──────── INFORMATION SHOWN ────────

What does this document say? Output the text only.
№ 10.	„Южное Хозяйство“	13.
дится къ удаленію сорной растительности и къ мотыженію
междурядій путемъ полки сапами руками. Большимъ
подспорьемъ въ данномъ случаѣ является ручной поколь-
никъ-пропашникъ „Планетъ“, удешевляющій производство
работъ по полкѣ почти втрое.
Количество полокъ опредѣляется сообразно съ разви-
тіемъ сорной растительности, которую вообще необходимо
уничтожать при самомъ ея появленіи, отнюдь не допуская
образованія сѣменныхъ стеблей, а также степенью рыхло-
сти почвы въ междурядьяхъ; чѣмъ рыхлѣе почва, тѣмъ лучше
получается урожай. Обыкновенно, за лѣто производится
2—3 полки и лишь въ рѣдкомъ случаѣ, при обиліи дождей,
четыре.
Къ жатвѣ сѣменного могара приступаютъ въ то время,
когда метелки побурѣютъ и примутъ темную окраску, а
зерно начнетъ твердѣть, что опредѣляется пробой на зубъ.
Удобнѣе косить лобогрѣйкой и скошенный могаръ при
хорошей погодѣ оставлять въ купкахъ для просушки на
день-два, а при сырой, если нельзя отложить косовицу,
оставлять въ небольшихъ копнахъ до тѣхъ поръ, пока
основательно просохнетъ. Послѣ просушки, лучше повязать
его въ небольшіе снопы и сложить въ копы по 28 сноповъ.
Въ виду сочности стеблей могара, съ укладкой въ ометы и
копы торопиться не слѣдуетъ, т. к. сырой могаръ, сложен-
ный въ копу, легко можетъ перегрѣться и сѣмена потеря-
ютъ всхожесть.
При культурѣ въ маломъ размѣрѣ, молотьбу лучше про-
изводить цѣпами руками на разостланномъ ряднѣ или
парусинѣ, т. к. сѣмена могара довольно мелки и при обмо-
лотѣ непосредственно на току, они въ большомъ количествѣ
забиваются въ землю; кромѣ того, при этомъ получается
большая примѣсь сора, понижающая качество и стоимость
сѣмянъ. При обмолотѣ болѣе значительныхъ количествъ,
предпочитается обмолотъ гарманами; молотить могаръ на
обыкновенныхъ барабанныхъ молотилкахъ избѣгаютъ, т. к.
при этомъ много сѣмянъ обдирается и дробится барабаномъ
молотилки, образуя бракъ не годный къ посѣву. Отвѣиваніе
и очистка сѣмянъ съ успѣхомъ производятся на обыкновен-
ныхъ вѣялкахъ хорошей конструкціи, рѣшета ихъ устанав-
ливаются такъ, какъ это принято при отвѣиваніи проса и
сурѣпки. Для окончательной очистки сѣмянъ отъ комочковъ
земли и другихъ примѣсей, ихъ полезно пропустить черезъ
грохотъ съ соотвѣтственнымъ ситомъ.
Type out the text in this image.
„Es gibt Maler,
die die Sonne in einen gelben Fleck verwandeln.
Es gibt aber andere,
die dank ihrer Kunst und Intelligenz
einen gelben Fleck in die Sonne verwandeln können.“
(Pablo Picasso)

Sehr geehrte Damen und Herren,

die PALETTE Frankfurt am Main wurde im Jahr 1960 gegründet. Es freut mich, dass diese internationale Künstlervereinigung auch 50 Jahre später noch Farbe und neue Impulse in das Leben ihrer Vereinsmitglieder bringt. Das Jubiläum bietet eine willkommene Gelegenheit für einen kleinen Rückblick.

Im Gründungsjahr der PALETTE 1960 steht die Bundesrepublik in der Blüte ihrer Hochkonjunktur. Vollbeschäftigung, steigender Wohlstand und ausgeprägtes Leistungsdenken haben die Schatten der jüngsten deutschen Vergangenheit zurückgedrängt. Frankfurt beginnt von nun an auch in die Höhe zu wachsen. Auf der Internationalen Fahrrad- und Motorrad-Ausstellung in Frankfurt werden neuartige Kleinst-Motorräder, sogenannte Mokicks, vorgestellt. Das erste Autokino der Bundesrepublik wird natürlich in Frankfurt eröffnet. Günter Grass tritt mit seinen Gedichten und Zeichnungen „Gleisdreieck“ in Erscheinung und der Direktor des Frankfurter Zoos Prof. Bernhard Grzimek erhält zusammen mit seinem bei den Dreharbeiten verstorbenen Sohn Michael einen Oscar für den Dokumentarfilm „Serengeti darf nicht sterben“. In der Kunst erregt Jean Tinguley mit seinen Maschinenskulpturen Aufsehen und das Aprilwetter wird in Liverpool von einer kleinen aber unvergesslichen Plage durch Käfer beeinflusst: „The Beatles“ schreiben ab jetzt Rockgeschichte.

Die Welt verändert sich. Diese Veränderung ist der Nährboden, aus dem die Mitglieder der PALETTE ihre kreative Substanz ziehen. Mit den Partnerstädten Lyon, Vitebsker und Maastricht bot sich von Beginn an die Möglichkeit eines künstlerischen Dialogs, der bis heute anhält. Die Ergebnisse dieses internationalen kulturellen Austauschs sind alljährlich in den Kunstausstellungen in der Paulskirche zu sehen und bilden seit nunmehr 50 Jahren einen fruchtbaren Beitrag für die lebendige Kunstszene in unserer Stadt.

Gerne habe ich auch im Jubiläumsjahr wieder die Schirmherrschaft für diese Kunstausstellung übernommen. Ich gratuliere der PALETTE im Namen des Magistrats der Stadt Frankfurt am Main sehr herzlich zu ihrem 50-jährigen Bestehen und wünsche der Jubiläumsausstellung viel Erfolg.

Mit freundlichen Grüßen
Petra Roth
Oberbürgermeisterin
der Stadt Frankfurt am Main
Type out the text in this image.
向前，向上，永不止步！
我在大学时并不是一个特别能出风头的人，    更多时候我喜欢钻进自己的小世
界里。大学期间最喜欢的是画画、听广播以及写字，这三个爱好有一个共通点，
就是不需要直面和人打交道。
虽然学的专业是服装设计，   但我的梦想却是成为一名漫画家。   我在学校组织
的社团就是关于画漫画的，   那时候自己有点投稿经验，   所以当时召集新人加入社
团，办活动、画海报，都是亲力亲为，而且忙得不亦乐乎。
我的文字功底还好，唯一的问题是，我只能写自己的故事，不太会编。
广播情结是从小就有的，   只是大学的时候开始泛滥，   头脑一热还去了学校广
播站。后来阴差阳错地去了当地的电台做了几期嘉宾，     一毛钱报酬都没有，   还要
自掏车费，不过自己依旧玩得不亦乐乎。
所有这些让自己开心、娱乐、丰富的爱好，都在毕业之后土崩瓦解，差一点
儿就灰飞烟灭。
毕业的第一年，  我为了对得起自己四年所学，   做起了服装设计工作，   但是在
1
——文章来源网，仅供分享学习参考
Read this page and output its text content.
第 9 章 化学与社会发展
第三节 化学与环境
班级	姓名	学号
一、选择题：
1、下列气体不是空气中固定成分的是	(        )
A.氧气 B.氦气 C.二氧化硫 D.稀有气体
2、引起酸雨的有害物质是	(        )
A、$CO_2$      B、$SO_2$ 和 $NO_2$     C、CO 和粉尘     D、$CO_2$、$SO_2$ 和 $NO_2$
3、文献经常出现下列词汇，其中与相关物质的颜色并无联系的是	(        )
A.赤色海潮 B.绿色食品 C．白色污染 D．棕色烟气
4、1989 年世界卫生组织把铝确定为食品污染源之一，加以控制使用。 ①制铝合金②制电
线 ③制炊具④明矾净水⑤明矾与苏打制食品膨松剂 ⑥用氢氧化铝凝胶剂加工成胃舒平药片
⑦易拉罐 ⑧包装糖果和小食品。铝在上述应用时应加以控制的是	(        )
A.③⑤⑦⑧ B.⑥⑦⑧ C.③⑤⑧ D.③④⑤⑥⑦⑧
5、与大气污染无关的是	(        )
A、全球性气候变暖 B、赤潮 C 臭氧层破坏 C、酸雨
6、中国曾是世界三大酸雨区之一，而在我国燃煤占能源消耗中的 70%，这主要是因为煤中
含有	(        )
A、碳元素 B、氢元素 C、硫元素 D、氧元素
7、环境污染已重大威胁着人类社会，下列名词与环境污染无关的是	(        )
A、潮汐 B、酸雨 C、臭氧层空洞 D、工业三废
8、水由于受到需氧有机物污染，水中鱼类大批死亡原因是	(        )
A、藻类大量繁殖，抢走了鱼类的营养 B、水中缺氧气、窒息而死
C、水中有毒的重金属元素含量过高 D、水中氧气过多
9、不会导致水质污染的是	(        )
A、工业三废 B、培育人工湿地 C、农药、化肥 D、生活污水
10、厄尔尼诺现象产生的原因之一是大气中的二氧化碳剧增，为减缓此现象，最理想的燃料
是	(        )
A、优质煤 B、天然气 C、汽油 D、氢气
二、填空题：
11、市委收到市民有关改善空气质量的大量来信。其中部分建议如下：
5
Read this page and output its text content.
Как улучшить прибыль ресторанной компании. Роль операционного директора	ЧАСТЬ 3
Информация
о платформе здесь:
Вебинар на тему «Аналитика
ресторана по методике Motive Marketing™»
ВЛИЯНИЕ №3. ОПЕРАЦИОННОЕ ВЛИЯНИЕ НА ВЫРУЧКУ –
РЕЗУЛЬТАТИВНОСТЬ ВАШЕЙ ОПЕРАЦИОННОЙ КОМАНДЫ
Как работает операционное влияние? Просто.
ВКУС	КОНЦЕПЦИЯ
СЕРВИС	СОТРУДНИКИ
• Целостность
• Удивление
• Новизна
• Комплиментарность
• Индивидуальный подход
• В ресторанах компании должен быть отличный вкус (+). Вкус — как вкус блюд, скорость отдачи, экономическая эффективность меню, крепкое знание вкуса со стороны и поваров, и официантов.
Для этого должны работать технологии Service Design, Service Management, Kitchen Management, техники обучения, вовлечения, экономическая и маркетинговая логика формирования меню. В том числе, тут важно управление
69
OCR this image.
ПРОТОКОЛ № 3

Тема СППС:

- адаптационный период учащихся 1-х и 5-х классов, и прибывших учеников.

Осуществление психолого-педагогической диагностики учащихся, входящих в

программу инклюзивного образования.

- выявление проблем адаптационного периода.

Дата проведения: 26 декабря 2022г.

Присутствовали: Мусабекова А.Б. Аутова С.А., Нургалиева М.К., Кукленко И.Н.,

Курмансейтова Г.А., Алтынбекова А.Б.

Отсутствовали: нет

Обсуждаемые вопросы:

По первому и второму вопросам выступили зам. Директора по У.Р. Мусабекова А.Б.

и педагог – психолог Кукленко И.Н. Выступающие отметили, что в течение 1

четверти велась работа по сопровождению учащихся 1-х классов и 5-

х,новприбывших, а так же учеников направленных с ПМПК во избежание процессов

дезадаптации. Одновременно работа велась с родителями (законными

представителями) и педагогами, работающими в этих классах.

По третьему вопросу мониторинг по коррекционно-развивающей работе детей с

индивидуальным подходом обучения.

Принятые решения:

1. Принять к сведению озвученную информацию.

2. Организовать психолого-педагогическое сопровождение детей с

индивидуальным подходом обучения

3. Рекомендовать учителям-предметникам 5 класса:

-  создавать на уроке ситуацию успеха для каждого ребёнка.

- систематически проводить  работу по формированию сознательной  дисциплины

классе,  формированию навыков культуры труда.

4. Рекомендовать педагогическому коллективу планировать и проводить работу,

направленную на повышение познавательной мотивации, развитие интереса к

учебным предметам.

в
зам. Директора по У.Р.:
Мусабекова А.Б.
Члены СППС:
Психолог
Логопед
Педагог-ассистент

────────

__JOB__
Working from the material above, state how many lines contain "Рекомендовать"; give only the number.

__EXERCISE ANSWER__
2